* Explorer le contenu
a) Dans le passage sur Delphine Seyrig, pour quel motif n'a-t-elle pas été retenue à l'audition du Théâtre National Populaire ?
b) Reprenez, s'il vous plaît, la rédaction du passage sur Delphine Seyrig juste après sa dernière phrase.

* Extrait du document
En 1980, Delphine Seyrig présente ses chattes persanes Olivia et Révolution à la télévision française. Pour l’anecdote, le second matou doit son nom à son année de naissance, 1968 !
Sa voix était « trop particulière »
C’est en 1952, alors qu’elle vient de fêter son 20e anniversaire, que l’actrice en herbe décroche son premier rôle dans la pièce L’Amour en Papier, de Louis Ducreux. Puis, elle intègre la troupe de la Comédie de St Étienne, dirigée par Jean Dasté. Elle se glisse dans la peau de personnages de grands classiques, comme Le Mariage de Figaro de Beaumarchais, ou La Tempête de Shakespeare.
Un démarrage sur les chapeaux de roues. Mais Delphine Seyrig voit l’un de ses plus grands rêves s’étioler lorsqu’elle tente sa chance au Théâtre National Populaire (TNP), à Lyon. Elle passe une audition, mais à son grand désespoir, n’est pas retenue. En cause ? Sa voix considérée comme « trop particulière » et pas assez audible. Une terrible déception.

* Items extraits
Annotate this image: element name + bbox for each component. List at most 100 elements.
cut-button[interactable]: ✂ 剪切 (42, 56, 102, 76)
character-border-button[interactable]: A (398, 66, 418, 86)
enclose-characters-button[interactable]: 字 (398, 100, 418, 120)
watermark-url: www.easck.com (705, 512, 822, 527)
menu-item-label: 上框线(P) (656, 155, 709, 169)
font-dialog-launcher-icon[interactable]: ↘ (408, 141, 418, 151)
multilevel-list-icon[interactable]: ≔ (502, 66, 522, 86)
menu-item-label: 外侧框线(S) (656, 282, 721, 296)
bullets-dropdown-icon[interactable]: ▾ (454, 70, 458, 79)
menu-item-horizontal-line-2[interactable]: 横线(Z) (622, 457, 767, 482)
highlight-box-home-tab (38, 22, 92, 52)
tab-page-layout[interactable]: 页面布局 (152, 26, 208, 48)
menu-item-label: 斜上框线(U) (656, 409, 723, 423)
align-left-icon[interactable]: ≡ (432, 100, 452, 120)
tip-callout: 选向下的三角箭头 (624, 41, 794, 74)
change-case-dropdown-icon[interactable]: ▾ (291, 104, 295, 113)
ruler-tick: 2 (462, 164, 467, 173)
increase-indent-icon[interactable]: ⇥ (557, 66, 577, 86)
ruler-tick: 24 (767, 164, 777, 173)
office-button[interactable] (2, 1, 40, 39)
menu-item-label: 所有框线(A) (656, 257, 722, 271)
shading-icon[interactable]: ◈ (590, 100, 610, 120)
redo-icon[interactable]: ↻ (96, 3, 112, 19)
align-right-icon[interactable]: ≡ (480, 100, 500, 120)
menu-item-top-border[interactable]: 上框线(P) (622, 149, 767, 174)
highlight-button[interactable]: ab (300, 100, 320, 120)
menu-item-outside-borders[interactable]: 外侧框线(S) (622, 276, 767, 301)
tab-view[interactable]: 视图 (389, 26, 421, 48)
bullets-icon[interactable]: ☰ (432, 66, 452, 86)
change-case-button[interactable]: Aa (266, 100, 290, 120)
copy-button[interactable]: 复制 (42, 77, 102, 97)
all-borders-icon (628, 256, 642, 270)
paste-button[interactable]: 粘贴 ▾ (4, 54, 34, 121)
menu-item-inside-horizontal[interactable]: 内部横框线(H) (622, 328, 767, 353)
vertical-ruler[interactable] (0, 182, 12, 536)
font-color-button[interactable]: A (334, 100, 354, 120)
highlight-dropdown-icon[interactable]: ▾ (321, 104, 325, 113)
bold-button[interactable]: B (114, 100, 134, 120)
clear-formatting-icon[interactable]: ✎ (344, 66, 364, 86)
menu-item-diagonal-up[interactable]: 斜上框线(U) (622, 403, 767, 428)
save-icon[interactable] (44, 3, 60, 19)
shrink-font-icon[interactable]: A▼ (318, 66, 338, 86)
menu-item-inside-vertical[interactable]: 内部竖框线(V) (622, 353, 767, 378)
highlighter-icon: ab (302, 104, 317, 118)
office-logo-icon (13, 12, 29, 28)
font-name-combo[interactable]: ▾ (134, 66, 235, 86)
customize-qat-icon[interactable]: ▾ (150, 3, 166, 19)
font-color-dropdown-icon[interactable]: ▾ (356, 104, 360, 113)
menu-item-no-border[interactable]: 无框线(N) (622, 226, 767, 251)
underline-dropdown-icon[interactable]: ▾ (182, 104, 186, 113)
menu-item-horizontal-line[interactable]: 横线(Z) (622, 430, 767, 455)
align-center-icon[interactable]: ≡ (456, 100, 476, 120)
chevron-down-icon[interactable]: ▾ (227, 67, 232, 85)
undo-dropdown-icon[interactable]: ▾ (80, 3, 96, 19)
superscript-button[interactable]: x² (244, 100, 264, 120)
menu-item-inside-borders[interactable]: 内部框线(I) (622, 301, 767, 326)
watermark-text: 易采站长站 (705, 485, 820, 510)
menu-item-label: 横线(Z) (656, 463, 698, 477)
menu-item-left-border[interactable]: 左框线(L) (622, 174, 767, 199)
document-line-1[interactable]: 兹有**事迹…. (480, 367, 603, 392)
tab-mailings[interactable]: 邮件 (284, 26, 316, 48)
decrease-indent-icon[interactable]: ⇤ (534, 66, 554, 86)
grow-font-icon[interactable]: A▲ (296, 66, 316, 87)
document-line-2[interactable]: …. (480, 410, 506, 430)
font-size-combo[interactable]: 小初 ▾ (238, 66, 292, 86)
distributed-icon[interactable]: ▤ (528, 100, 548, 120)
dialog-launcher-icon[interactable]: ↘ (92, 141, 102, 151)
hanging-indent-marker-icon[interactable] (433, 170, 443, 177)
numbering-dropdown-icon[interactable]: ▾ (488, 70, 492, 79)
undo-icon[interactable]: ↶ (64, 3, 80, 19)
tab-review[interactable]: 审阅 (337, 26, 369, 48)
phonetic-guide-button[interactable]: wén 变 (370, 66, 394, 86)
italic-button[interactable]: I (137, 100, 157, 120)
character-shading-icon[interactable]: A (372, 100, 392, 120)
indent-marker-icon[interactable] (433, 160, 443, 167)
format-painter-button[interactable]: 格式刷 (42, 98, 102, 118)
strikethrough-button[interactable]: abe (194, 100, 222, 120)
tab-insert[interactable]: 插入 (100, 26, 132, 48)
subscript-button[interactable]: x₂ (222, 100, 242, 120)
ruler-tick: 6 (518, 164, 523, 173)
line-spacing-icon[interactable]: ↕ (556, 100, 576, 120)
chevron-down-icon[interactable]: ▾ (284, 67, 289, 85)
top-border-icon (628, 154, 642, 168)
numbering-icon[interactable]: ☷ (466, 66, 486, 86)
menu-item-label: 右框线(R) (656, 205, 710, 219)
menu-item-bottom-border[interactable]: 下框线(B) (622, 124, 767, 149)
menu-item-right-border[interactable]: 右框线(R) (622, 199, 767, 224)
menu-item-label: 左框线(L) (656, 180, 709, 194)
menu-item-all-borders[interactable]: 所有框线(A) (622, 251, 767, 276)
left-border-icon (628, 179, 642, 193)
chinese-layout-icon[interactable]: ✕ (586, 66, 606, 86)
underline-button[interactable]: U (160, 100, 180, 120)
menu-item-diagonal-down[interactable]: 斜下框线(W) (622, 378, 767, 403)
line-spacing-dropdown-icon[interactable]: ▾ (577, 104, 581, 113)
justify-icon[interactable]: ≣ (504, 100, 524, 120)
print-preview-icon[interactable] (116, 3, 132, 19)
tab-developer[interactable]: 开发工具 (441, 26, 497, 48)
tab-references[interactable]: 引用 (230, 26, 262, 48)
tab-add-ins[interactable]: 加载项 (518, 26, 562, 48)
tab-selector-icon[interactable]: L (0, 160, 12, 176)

* Résultats des tâches
a) Sa voix était jugée « trop particulière » et pas assez audible.

b)
Mais elle tient sa revanche lorsqu’elle s’envole aux États-Unis et y trouve… le succès. En 1959, elle joue son premier rôle au cinéma dans Pull My Daisy, de Robert Frank et Alfred Leslie, puis se fait connaître du grand public l’année suivante, grâce à Alain Resnais qui la met en scène dans L’Année dernière à Marienbad. Le début d’une longue carrière internationale…
Elle a été aimée (follement) en secret
La comédienne croise à de nombreuses reprises l’acteur Michael Lonsdale, à qui elle donne la réplique dans Baisers Volés, de François Truffaut, Chacal, de Fred Zinnemann, ou encore India Song, de Marguerite Duras. Mais Delphine Seyrig ignore que l’acteur est fou amoureux d’elle… et celui-ci n’ose jamais lui déclarer sa flamme.
« La personne que j’ai aimée, n’était pas libre… Elle était en couple avec Sami Frey. Je n’ai jamais tenté quoique ce soit par respect. J’en ai beaucoup souffert et je n’ai jamais pu aimer quelqu’un d’autre… C’était elle ou rien. Voilà pourquoi je suis toujours célibataire à 85 ans« , a-t-il raconté dans son ouvrage Le Dictionnaire de ma vie, aux éditions Kero.
Le mariage, « une forme de prostitution »
Dans les années 1970, Delphine Seyrig affiche sans fard son féminisme et dit tout haut ce que certaines osent à peine penser…
« Il faudrait écrire pour les femmes des rôles qu’on a jusqu’à présent écrit pour les hommes, des personnages où les femmes pensent, agissent« , déclare-t-elle.
Celle qui considère le mariage comme « une forme de prostitution« , n’hésite pas à s’indigner : « Je pense qu’à partir du moment où mon bonheur dépend d’un homme, je suis une esclave et je ne suis pas libre. (…) Les femmes veulent se prendre en main elles-mêmes ».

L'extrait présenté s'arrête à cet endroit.